━━━━━ Recorded information

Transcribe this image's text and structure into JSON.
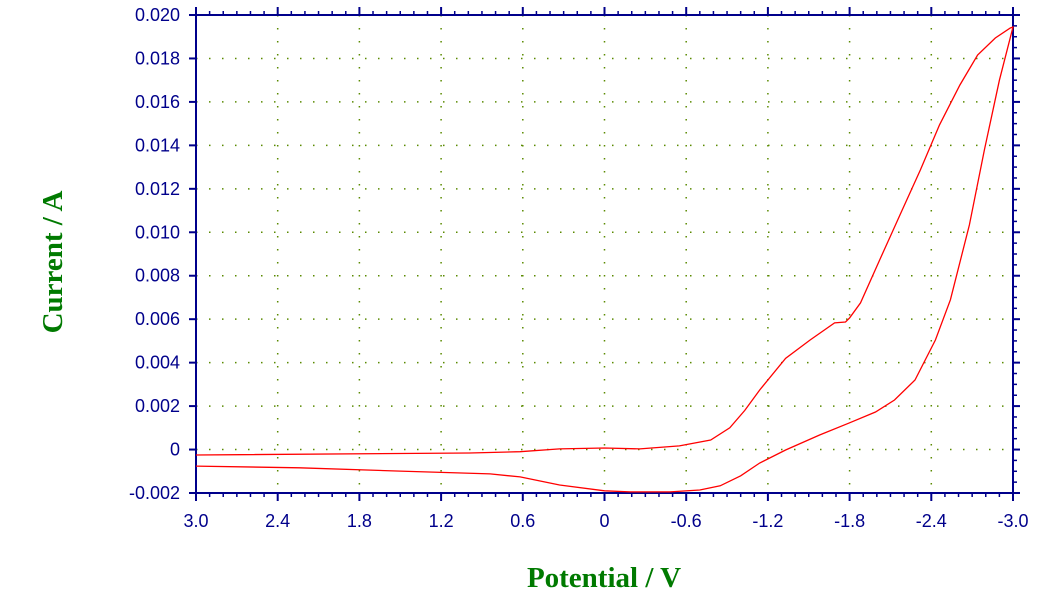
{
  "chart_data": {
    "type": "line",
    "title": "",
    "xlabel": "Potential / V",
    "ylabel": "Current / A",
    "xlim": [
      3.0,
      -3.0
    ],
    "ylim": [
      -0.002,
      0.02
    ],
    "x_reversed": true,
    "grid": true,
    "x_ticks": [
      "3.0",
      "2.4",
      "1.8",
      "1.2",
      "0.6",
      "0",
      "-0.6",
      "-1.2",
      "-1.8",
      "-2.4",
      "-3.0"
    ],
    "y_ticks": [
      "-0.002",
      "0",
      "0.002",
      "0.004",
      "0.006",
      "0.008",
      "0.010",
      "0.012",
      "0.014",
      "0.016",
      "0.018",
      "0.020"
    ],
    "colors": {
      "series": "#FF0000",
      "axis": "#00008B",
      "grid": "#5A8A00",
      "axis_title": "#007A00"
    },
    "series": [
      {
        "x": [
          3.0,
          0.99,
          0.62,
          0.33,
          0.0,
          -0.26,
          -0.55,
          -0.78,
          -0.92,
          -1.03,
          -1.14,
          -1.33,
          -1.51,
          -1.69,
          -1.77,
          -1.8,
          -1.88,
          -2.02,
          -2.17,
          -2.32,
          -2.46,
          -2.61,
          -2.74,
          -2.87,
          -2.98,
          -3.0,
          -2.9,
          -2.79,
          -2.68,
          -2.54,
          -2.43,
          -2.28,
          -2.13,
          -1.99,
          -1.8,
          -1.58,
          -1.33,
          -1.14,
          -1.0,
          -0.85,
          -0.7,
          -0.48,
          -0.19,
          0.0,
          0.33,
          0.62,
          0.84,
          1.5,
          2.24,
          3.0
        ],
        "y": [
          -0.00025,
          -0.00016,
          -0.0001,
          3e-05,
          7e-05,
          3e-05,
          0.00017,
          0.00044,
          0.001,
          0.0018,
          0.00274,
          0.0042,
          0.00504,
          0.00583,
          0.00587,
          0.00606,
          0.00675,
          0.00872,
          0.0108,
          0.01287,
          0.01494,
          0.01678,
          0.01816,
          0.01894,
          0.0194,
          0.01945,
          0.017,
          0.01379,
          0.01034,
          0.00689,
          0.00504,
          0.0032,
          0.00228,
          0.00173,
          0.00123,
          0.00067,
          -2e-05,
          -0.00062,
          -0.00121,
          -0.00167,
          -0.00186,
          -0.00195,
          -0.00195,
          -0.0019,
          -0.00163,
          -0.00126,
          -0.00112,
          -0.00099,
          -0.00084,
          -0.00076
        ]
      }
    ]
  }
}
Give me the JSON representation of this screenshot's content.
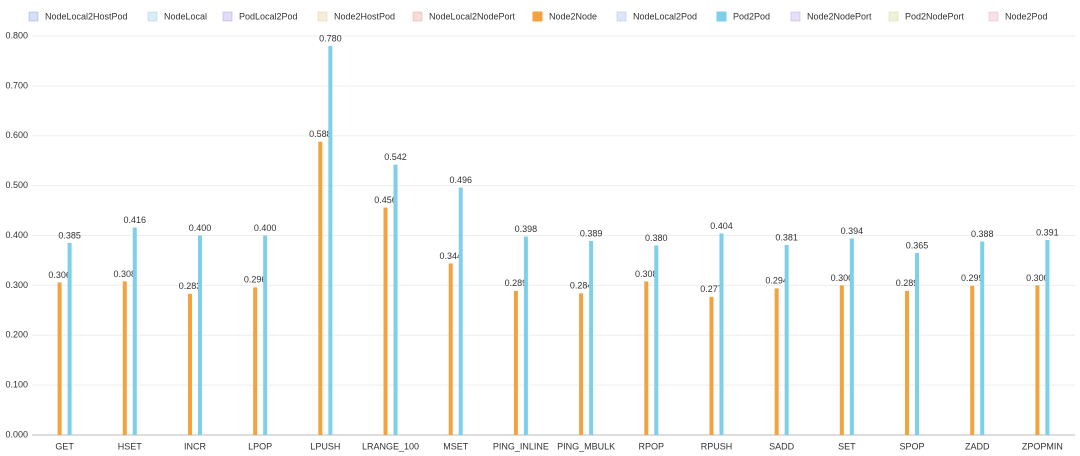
{
  "chart_data": {
    "type": "bar",
    "categories": [
      "GET",
      "HSET",
      "INCR",
      "LPOP",
      "LPUSH",
      "LRANGE_100",
      "MSET",
      "PING_INLINE",
      "PING_MBULK",
      "RPOP",
      "RPUSH",
      "SADD",
      "SET",
      "SPOP",
      "ZADD",
      "ZPOPMIN"
    ],
    "series": [
      {
        "name": "NodeLocal2HostPod",
        "color": "#5b7fd6",
        "visible": false
      },
      {
        "name": "NodeLocal",
        "color": "#6cb8e0",
        "visible": false
      },
      {
        "name": "PodLocal2Pod",
        "color": "#8a6fd6",
        "visible": false
      },
      {
        "name": "Node2HostPod",
        "color": "#d9b36a",
        "visible": false
      },
      {
        "name": "NodeLocal2NodePort",
        "color": "#d97a6a",
        "visible": false
      },
      {
        "name": "Node2Node",
        "color": "#f2a23e",
        "visible": true,
        "values": [
          0.306,
          0.308,
          0.283,
          0.296,
          0.588,
          0.456,
          0.344,
          0.289,
          0.284,
          0.308,
          0.277,
          0.294,
          0.3,
          0.289,
          0.299,
          0.3
        ],
        "value_labels": [
          "0.306",
          "0.308",
          "0.283",
          "0.296",
          "0.588",
          "0.456",
          "0.344",
          "0.289",
          "0.284",
          "0.308",
          "0.277",
          "0.294",
          "0.300",
          "0.289",
          "0.299",
          "0.300"
        ]
      },
      {
        "name": "NodeLocal2Pod",
        "color": "#7a9ee0",
        "visible": false
      },
      {
        "name": "Pod2Pod",
        "color": "#7ecfea",
        "visible": true,
        "values": [
          0.385,
          0.416,
          0.4,
          0.4,
          0.78,
          0.542,
          0.496,
          0.398,
          0.389,
          0.38,
          0.404,
          0.381,
          0.394,
          0.365,
          0.388,
          0.391
        ],
        "value_labels": [
          "0.385",
          "0.416",
          "0.400",
          "0.400",
          "0.780",
          "0.542",
          "0.496",
          "0.398",
          "0.389",
          "0.380",
          "0.404",
          "0.381",
          "0.394",
          "0.365",
          "0.388",
          "0.391"
        ]
      },
      {
        "name": "Node2NodePort",
        "color": "#9a7fe0",
        "visible": false
      },
      {
        "name": "Pod2NodePort",
        "color": "#b8cf6a",
        "visible": false
      },
      {
        "name": "Node2Pod",
        "color": "#e08aa0",
        "visible": false
      }
    ],
    "ylim": [
      0,
      0.8
    ],
    "yticks": [
      {
        "value": 0,
        "label": "0.000"
      },
      {
        "value": 0.1,
        "label": "0.100"
      },
      {
        "value": 0.2,
        "label": "0.200"
      },
      {
        "value": 0.3,
        "label": "0.300"
      },
      {
        "value": 0.4,
        "label": "0.400"
      },
      {
        "value": 0.5,
        "label": "0.500"
      },
      {
        "value": 0.6,
        "label": "0.600"
      },
      {
        "value": 0.7,
        "label": "0.700"
      },
      {
        "value": 0.8,
        "label": "0.800"
      }
    ],
    "grid": true,
    "legend": "top"
  }
}
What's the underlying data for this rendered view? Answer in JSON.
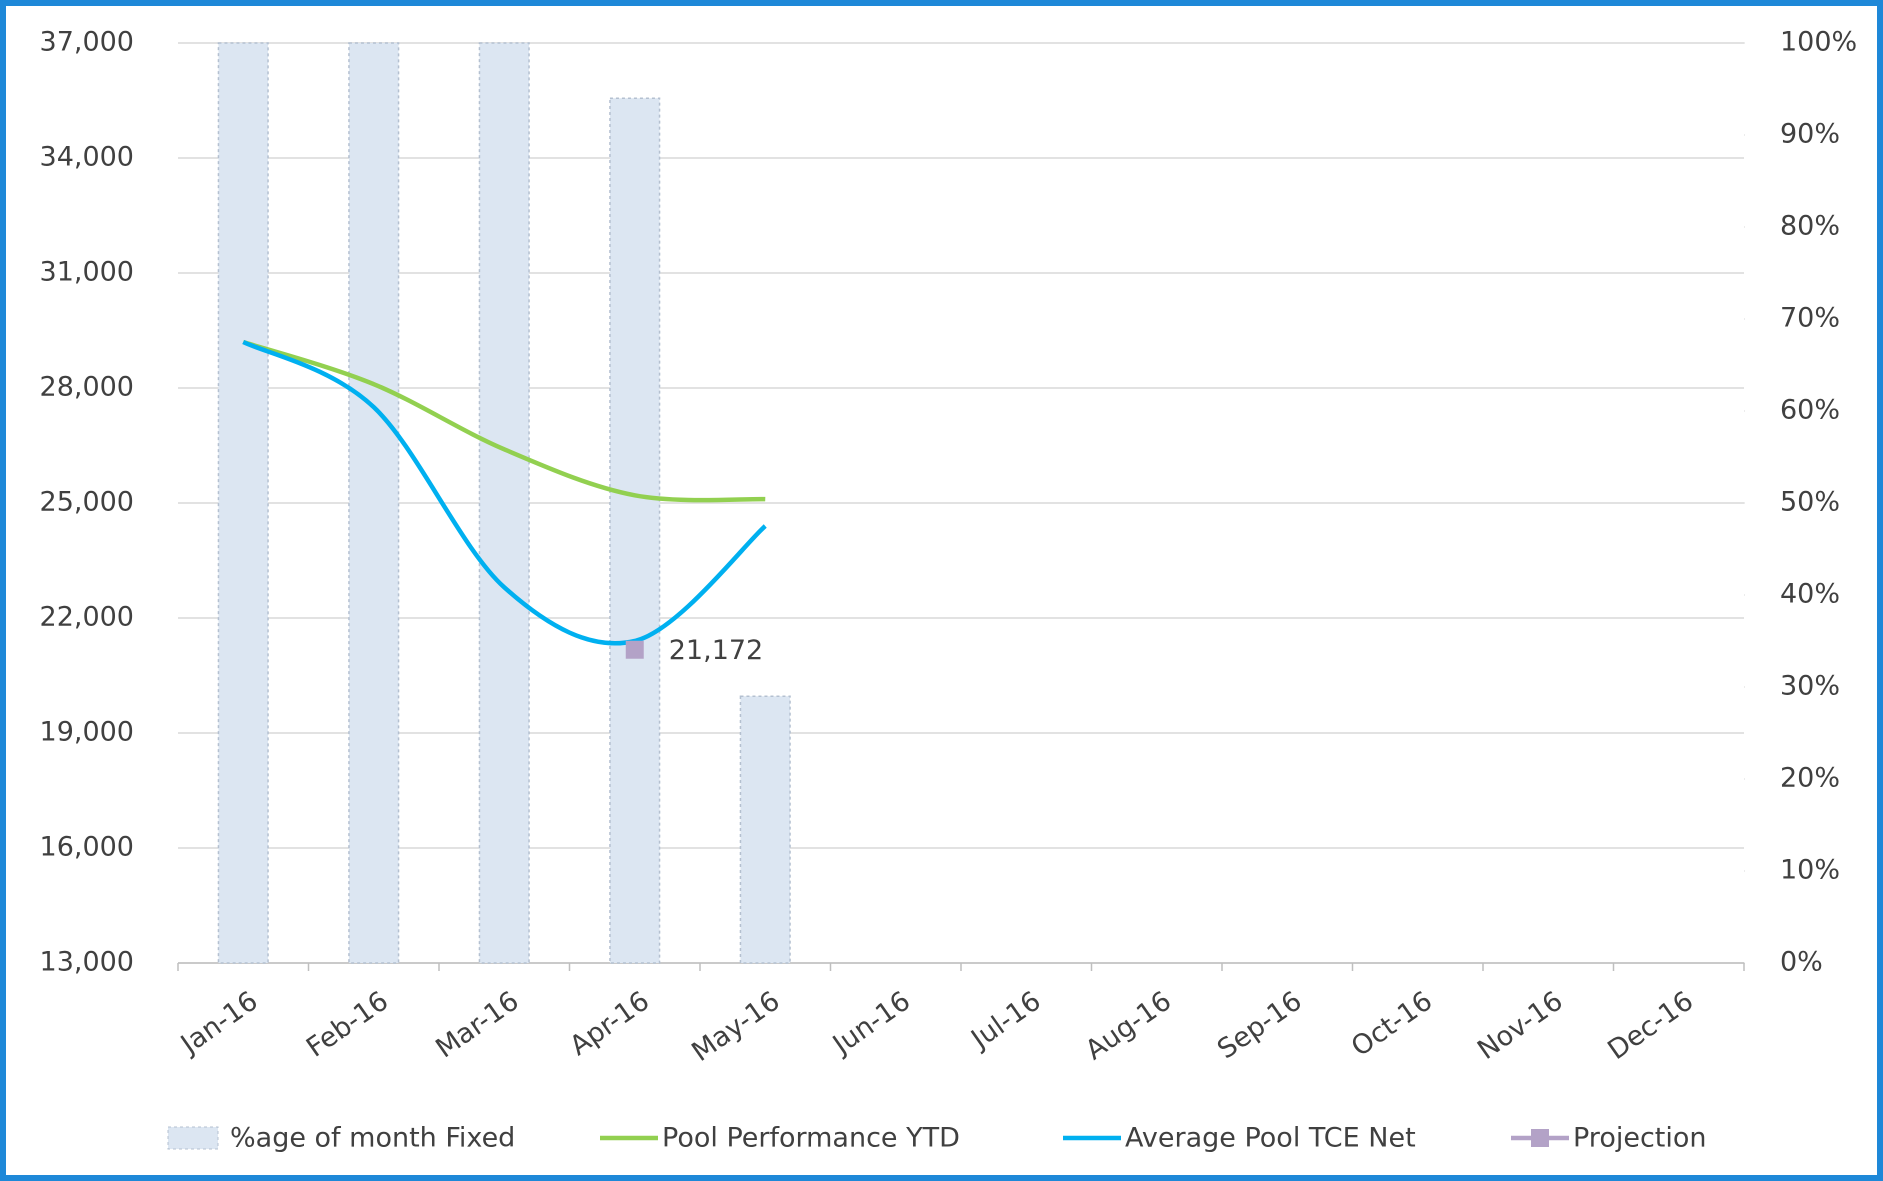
{
  "chart_data": {
    "type": "combo",
    "categories": [
      "Jan-16",
      "Feb-16",
      "Mar-16",
      "Apr-16",
      "May-16",
      "Jun-16",
      "Jul-16",
      "Aug-16",
      "Sep-16",
      "Oct-16",
      "Nov-16",
      "Dec-16"
    ],
    "series": [
      {
        "name": "%age of month Fixed",
        "type": "bar",
        "axis": "y2",
        "color": "#dce6f2",
        "values": [
          100,
          100,
          100,
          94,
          29,
          null,
          null,
          null,
          null,
          null,
          null,
          null
        ]
      },
      {
        "name": "Pool Performance YTD",
        "type": "line",
        "color": "#92d050",
        "values": [
          29200,
          28100,
          26400,
          25200,
          25100,
          null,
          null,
          null,
          null,
          null,
          null,
          null
        ]
      },
      {
        "name": "Average Pool TCE Net",
        "type": "line",
        "color": "#00b0f0",
        "values": [
          29200,
          27500,
          22800,
          21400,
          24400,
          null,
          null,
          null,
          null,
          null,
          null,
          null
        ]
      },
      {
        "name": "Projection",
        "type": "marker",
        "color": "#b3a2c7",
        "values": [
          null,
          null,
          null,
          21172,
          null,
          null,
          null,
          null,
          null,
          null,
          null,
          null
        ],
        "value_labels": [
          null,
          null,
          null,
          "21,172",
          null,
          null,
          null,
          null,
          null,
          null,
          null,
          null
        ]
      }
    ],
    "ylim": [
      13000,
      37000
    ],
    "yticks": [
      {
        "value": 13000,
        "label": "13,000"
      },
      {
        "value": 16000,
        "label": "16,000"
      },
      {
        "value": 19000,
        "label": "19,000"
      },
      {
        "value": 22000,
        "label": "22,000"
      },
      {
        "value": 25000,
        "label": "25,000"
      },
      {
        "value": 28000,
        "label": "28,000"
      },
      {
        "value": 31000,
        "label": "31,000"
      },
      {
        "value": 34000,
        "label": "34,000"
      },
      {
        "value": 37000,
        "label": "37,000"
      }
    ],
    "y2lim": [
      0,
      100
    ],
    "y2ticks": [
      {
        "value": 0,
        "label": "0%"
      },
      {
        "value": 10,
        "label": "10%"
      },
      {
        "value": 20,
        "label": "20%"
      },
      {
        "value": 30,
        "label": "30%"
      },
      {
        "value": 40,
        "label": "40%"
      },
      {
        "value": 50,
        "label": "50%"
      },
      {
        "value": 60,
        "label": "60%"
      },
      {
        "value": 70,
        "label": "70%"
      },
      {
        "value": 80,
        "label": "80%"
      },
      {
        "value": 90,
        "label": "90%"
      },
      {
        "value": 100,
        "label": "100%"
      }
    ],
    "grid": true,
    "legend": "bottom"
  }
}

━━━━━━━━━━

### [Problem details]
In the listing, find each line with the string "this" and copy it.

### [In response]
Transcribe this image's text and structure into JSON.
Give me the JSON representation of this screenshot's content.
What's the underlying data for this rendered view? Answer in JSON.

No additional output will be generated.